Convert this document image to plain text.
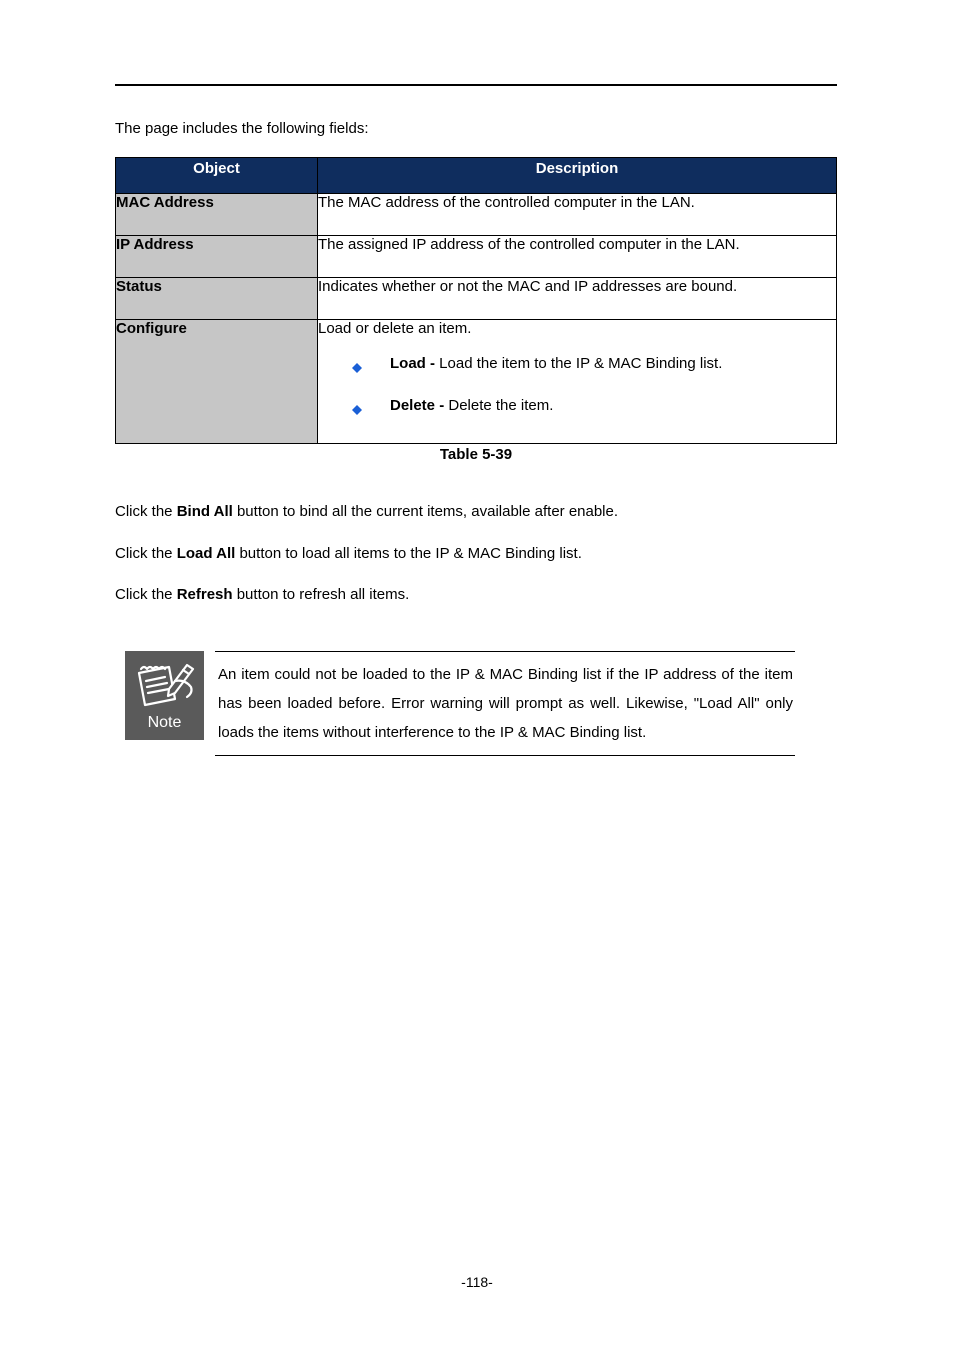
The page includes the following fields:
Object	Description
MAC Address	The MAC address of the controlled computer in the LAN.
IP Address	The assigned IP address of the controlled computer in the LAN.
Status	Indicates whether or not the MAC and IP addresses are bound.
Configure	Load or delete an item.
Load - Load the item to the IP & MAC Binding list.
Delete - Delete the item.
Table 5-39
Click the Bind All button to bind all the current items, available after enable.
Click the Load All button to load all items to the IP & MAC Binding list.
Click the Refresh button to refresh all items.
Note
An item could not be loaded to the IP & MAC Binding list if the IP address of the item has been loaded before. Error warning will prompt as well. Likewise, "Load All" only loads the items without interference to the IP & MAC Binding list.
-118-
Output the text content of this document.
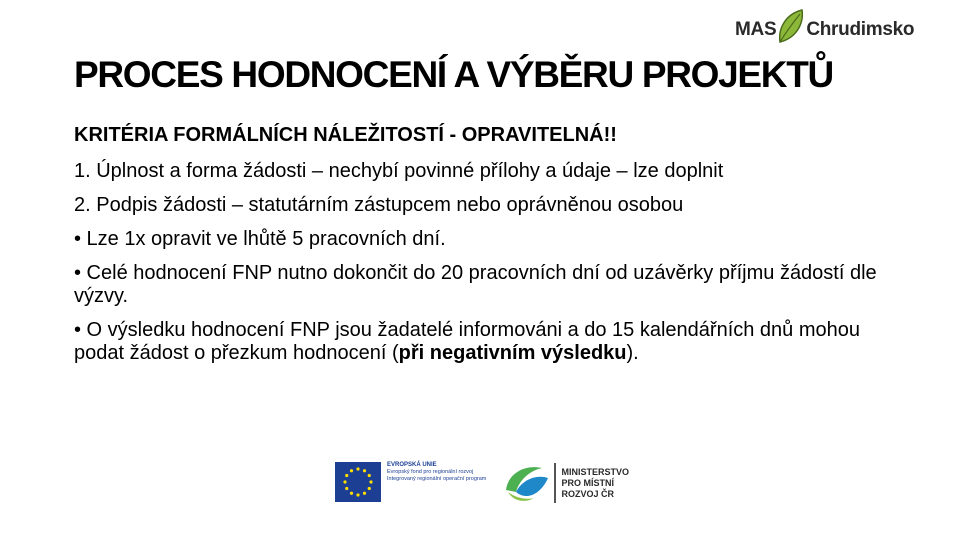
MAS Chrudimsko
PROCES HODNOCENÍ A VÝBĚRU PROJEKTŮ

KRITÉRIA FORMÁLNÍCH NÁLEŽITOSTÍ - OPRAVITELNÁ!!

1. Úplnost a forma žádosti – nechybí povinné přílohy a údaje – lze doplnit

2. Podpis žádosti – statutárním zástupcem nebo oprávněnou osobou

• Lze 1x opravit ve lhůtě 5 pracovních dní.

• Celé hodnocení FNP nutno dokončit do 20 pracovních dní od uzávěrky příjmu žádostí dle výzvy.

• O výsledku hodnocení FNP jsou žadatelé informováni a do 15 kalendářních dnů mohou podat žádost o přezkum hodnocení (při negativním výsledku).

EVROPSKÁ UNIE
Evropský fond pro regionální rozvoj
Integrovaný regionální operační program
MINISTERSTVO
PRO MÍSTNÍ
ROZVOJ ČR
+-------+
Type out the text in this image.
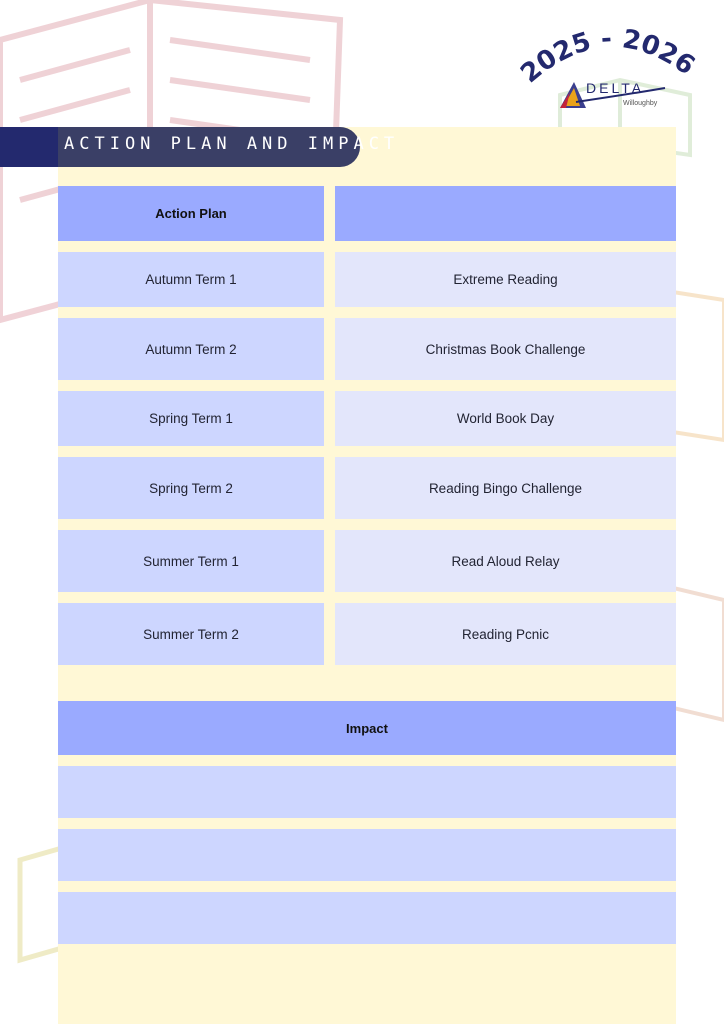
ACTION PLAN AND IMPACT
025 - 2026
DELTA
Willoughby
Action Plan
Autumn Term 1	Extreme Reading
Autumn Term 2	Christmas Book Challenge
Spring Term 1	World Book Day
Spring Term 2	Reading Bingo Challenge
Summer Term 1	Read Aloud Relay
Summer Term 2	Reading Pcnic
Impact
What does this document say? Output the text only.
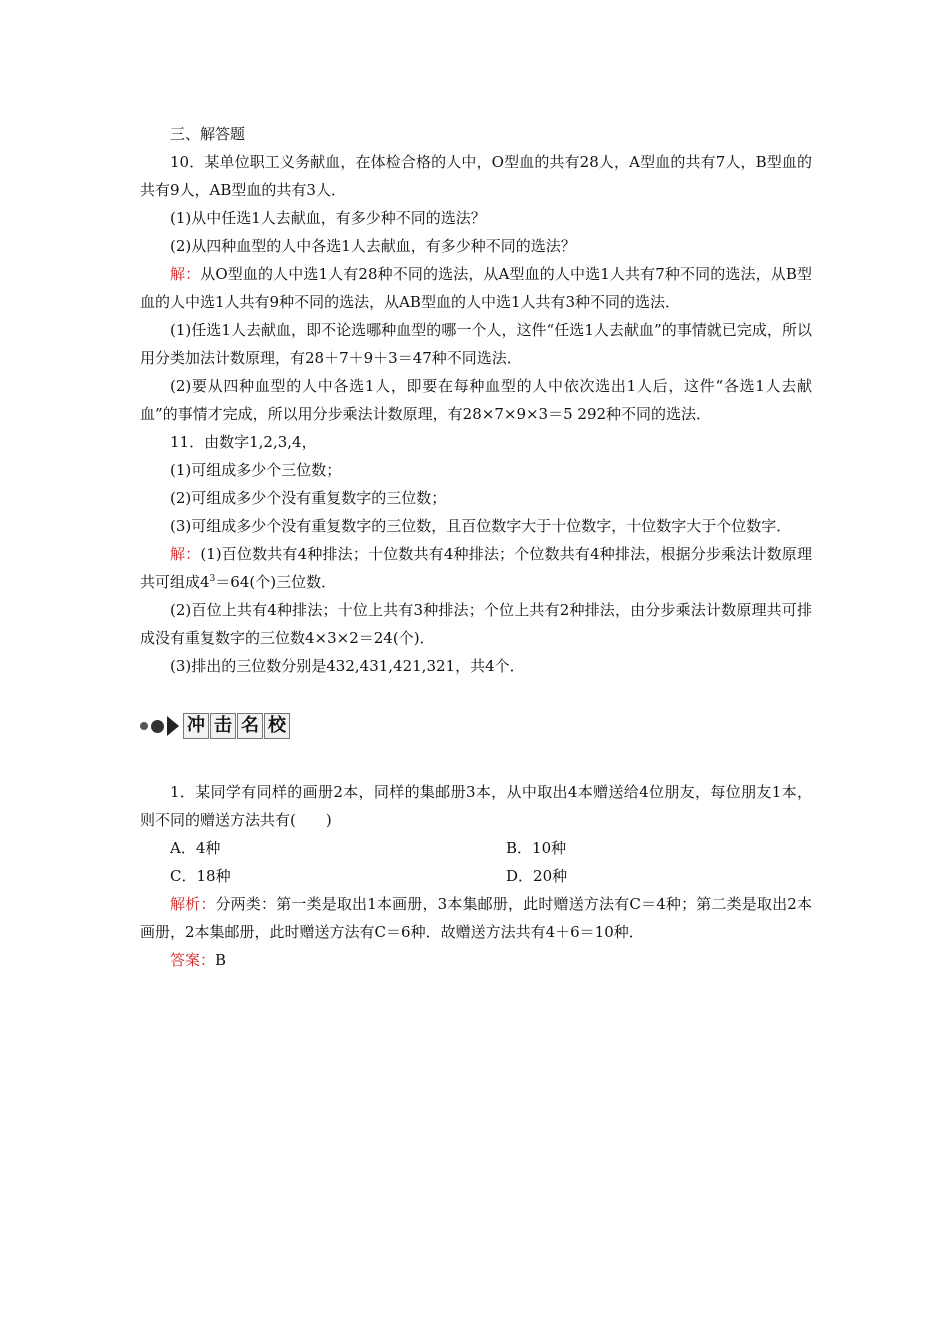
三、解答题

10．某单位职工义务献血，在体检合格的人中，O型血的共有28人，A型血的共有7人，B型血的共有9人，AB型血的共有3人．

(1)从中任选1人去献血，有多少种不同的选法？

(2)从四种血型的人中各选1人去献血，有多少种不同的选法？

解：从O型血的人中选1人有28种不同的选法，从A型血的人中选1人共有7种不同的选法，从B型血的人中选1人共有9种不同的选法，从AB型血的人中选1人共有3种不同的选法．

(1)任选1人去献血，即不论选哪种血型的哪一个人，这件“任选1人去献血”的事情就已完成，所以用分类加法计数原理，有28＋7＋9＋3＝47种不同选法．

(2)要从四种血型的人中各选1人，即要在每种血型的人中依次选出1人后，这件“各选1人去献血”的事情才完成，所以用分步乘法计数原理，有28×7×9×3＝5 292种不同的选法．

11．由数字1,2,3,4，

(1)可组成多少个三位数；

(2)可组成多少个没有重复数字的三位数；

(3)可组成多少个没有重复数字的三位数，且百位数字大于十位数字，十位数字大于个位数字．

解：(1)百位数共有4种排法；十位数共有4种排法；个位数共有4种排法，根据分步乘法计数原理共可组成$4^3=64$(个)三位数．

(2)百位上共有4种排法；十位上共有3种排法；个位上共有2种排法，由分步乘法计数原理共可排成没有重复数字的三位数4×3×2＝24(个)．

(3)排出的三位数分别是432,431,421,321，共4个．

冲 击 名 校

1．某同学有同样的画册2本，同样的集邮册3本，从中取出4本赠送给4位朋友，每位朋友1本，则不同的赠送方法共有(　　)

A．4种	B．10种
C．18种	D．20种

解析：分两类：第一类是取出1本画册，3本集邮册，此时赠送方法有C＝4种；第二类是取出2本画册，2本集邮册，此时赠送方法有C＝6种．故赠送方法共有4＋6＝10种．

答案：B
+-------+
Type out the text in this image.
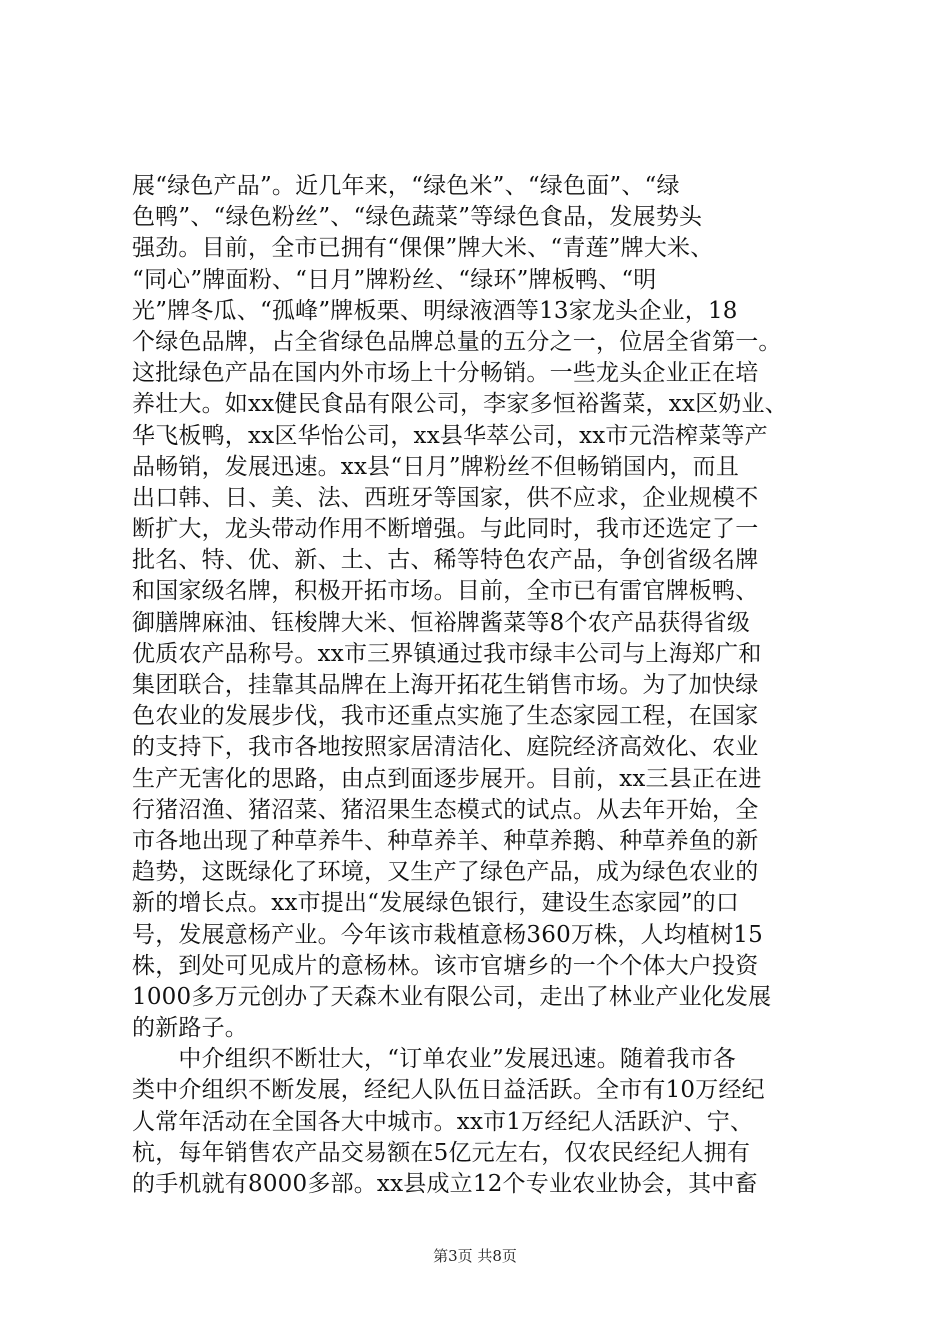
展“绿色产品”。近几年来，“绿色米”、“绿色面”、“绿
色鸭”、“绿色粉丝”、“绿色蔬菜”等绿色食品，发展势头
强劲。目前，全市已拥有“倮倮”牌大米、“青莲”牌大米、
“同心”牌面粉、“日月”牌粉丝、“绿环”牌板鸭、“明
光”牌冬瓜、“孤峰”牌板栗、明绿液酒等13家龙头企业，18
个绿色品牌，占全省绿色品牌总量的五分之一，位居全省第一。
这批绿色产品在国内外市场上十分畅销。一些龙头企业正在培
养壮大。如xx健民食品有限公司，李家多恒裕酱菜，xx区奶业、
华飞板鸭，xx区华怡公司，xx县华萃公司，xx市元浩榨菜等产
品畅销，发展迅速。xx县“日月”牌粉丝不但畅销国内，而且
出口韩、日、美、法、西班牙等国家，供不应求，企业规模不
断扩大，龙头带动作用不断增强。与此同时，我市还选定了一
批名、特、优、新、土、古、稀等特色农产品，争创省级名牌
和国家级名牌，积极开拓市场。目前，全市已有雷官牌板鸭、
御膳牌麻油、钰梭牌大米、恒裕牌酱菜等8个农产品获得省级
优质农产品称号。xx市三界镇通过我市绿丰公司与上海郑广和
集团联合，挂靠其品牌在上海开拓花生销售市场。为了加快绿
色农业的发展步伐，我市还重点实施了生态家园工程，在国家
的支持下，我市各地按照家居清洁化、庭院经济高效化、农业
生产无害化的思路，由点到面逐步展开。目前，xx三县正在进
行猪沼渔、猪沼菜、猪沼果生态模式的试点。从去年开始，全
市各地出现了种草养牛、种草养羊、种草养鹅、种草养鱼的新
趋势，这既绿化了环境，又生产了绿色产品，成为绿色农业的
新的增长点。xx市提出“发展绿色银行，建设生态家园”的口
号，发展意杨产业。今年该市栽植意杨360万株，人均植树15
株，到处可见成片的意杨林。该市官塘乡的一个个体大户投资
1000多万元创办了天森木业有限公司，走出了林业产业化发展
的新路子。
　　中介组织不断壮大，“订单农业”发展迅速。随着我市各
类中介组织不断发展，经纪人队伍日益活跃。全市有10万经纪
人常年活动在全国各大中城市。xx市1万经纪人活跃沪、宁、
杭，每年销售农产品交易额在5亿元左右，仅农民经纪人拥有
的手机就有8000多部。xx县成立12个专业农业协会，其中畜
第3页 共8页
+-------+
> **Exercise**
Copy every line in the records above that contains the word "可组成多少个没有重复数字的三位数".

> **Task answer**
(2)可组成多少个没有重复数字的三位数；
(3)可组成多少个没有重复数字的三位数，且百位数字大于十位数字，十位数字大于个位数字．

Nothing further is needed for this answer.